> **STATED GOAL**
Gather up every line from the entries below that uses the word "Adhoc".

[Extracted records]

——————————

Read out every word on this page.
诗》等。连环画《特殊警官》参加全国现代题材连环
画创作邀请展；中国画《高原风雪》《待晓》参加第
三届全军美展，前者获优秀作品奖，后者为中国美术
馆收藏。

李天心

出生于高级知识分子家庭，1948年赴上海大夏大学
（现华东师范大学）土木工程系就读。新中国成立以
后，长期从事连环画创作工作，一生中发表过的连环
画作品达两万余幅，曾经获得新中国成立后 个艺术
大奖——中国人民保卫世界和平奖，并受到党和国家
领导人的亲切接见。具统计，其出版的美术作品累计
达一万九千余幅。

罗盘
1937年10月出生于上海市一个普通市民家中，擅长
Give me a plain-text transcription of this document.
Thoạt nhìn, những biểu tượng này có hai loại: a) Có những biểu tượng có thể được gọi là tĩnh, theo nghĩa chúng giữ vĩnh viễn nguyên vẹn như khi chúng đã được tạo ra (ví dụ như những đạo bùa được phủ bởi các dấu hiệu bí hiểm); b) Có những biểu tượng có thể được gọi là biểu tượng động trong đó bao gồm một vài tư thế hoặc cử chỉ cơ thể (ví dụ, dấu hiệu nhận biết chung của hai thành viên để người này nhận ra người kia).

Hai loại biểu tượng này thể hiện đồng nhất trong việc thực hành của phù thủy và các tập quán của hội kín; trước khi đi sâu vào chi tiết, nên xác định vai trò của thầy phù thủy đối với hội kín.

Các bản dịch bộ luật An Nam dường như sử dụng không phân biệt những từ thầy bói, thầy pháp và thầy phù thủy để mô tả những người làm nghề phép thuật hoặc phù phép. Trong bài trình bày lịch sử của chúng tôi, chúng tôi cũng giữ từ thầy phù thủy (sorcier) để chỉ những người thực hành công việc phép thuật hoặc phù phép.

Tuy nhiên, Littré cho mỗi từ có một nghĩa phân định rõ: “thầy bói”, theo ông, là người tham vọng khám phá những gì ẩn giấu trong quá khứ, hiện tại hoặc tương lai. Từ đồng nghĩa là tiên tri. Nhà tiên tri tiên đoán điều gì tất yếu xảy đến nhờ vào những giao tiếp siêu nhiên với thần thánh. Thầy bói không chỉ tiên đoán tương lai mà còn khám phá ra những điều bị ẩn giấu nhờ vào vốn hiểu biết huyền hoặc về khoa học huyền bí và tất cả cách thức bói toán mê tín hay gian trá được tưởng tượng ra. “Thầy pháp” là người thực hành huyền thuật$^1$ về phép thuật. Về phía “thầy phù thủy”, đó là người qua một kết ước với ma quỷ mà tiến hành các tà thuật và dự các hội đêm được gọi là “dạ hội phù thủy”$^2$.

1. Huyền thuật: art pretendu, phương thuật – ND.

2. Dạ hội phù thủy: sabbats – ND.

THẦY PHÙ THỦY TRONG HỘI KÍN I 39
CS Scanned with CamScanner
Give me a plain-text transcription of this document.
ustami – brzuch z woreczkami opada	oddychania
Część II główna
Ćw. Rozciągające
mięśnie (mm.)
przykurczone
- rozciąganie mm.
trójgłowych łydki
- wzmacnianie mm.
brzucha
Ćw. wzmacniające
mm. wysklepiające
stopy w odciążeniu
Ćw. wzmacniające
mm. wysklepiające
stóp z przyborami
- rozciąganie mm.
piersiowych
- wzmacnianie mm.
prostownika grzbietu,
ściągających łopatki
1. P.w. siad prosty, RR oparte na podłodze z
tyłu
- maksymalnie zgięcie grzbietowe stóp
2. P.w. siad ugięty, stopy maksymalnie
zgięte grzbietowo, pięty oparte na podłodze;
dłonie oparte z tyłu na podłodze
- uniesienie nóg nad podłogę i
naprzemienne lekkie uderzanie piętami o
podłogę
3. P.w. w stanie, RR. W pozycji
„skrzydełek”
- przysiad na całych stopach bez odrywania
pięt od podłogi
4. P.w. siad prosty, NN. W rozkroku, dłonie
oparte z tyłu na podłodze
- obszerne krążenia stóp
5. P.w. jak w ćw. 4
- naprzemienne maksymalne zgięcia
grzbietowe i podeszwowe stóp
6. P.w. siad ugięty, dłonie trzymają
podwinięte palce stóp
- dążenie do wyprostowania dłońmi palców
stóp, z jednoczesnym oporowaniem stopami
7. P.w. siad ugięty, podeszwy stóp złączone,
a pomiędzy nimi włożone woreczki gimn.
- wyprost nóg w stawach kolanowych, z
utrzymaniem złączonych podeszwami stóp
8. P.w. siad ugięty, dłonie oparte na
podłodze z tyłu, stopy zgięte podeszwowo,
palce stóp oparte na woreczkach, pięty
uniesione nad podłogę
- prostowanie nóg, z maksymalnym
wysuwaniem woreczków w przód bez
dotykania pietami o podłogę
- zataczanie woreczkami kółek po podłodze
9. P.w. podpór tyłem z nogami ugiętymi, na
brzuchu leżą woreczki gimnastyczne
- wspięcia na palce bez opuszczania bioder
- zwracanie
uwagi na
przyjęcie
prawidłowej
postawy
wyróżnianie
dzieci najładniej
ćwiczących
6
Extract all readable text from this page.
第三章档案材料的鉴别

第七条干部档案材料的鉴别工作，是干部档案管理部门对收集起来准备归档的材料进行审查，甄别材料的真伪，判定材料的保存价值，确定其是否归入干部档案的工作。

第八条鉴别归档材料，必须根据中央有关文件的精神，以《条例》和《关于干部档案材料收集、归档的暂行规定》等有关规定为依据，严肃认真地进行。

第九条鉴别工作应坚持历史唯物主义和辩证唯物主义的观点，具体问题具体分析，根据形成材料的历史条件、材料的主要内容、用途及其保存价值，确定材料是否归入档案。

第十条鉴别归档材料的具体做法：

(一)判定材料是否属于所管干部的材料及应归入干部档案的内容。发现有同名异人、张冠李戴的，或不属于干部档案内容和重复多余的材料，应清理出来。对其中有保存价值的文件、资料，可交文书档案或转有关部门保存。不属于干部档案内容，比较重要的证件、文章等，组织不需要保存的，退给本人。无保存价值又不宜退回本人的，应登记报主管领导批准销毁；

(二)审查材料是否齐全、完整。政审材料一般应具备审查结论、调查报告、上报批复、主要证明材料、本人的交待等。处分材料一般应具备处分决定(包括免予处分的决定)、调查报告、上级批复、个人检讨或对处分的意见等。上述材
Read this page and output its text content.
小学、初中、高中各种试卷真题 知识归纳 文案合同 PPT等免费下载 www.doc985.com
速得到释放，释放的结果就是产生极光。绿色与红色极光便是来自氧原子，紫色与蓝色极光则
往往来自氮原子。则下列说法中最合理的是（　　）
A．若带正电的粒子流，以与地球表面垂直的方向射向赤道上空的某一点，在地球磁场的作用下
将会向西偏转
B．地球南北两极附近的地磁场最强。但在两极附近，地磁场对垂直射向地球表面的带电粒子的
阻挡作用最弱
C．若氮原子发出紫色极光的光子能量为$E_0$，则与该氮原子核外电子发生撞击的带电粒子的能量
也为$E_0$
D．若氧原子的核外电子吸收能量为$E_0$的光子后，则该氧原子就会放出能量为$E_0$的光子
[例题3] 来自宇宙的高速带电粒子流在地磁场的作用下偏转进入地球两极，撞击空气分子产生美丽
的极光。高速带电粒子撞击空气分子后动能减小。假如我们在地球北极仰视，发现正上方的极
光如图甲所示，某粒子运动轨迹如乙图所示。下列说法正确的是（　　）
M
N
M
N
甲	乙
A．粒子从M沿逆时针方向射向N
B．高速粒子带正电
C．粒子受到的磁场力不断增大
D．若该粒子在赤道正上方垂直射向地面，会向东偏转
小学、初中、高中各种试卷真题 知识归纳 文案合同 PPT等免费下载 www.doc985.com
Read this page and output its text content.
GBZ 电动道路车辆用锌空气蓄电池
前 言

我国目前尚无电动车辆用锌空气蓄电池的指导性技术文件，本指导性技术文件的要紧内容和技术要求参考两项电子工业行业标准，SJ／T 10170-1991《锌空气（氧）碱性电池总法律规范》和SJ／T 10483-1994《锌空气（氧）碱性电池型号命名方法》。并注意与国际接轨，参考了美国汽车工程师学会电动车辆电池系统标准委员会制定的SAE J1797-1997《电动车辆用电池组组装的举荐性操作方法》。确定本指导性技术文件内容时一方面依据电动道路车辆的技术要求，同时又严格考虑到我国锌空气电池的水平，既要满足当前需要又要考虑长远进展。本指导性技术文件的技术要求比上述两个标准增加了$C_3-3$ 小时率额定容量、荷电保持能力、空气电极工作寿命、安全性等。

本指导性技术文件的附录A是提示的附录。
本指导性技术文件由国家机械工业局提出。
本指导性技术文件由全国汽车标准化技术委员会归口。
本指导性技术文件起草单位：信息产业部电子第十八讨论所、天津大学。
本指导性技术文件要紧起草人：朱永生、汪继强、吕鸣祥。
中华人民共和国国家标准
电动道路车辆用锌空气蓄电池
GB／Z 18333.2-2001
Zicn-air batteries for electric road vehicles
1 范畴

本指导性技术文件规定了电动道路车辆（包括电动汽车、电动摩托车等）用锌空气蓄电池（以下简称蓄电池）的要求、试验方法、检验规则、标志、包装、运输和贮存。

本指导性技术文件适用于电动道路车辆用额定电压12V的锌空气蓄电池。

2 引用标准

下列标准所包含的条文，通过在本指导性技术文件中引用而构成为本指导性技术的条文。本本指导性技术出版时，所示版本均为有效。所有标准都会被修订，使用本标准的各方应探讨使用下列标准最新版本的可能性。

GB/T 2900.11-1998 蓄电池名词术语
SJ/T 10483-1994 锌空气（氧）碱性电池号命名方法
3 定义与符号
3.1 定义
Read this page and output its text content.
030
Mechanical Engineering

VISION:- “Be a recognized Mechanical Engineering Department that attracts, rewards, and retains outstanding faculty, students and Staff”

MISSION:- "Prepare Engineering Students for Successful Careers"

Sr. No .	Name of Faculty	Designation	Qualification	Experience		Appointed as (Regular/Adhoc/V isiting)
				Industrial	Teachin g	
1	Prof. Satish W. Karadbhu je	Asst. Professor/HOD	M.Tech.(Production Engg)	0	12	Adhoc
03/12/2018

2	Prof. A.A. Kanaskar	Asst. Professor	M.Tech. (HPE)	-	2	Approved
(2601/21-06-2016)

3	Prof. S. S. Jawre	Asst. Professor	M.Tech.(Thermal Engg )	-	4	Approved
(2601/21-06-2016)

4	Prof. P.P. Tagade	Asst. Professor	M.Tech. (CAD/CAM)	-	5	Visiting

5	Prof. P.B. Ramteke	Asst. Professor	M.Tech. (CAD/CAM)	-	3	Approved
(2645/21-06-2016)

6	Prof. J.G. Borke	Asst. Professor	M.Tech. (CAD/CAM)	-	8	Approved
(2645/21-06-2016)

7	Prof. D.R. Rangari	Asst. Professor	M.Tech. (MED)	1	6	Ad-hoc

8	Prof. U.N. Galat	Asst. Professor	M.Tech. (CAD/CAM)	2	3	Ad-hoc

——————————

> **ANSWER FOR THE TASK**
Sr. No .	Name of Faculty	Designation	Qualification	Experience		Appointed as (Regular/Adhoc/V isiting)
1	Prof. Satish W. Karadbhu je	Asst. Professor/HOD	M.Tech.(Production Engg)	0	12	Adhoc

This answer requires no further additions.